--- START EXTRACTED ENTRIES ---

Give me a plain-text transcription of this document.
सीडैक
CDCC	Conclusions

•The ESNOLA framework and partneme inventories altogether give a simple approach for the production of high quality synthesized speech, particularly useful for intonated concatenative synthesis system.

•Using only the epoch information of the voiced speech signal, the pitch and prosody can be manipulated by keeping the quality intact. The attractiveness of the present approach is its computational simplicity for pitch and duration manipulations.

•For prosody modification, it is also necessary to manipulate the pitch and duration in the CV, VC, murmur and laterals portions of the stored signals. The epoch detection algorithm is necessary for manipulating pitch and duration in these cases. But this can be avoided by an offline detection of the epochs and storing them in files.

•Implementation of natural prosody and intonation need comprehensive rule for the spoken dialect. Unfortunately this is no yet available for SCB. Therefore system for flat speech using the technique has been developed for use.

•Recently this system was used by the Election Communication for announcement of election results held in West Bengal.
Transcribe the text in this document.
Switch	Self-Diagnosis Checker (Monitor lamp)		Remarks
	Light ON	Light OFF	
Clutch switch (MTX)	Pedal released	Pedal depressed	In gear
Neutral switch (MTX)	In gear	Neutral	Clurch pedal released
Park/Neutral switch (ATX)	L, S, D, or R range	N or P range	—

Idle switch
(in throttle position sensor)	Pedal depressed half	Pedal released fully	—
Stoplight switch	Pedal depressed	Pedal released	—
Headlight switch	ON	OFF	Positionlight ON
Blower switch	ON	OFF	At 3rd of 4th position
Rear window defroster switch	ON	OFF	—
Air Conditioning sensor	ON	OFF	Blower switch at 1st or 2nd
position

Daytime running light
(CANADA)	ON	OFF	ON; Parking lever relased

--- END EXTRACTED ENTRIES ---

* [WHAT TO DO] Write out again, unchanged, every line from the line containing "Transcribe the text in this document." to the final line of the material above.

* [SOLUTION FOR THIS PROBLEM]
Transcribe the text in this document.
Switch	Self-Diagnosis Checker (Monitor lamp)		Remarks
	Light ON	Light OFF	
Clutch switch (MTX)	Pedal released	Pedal depressed	In gear
Neutral switch (MTX)	In gear	Neutral	Clurch pedal released
Park/Neutral switch (ATX)	L, S, D, or R range	N or P range	—

Idle switch
(in throttle position sensor)	Pedal depressed half	Pedal released fully	—
Stoplight switch	Pedal depressed	Pedal released	—
Headlight switch	ON	OFF	Positionlight ON
Blower switch	ON	OFF	At 3rd of 4th position
Rear window defroster switch	ON	OFF	—
Air Conditioning sensor	ON	OFF	Blower switch at 1st or 2nd
position

Daytime running light
(CANADA)	ON	OFF	ON; Parking lever relased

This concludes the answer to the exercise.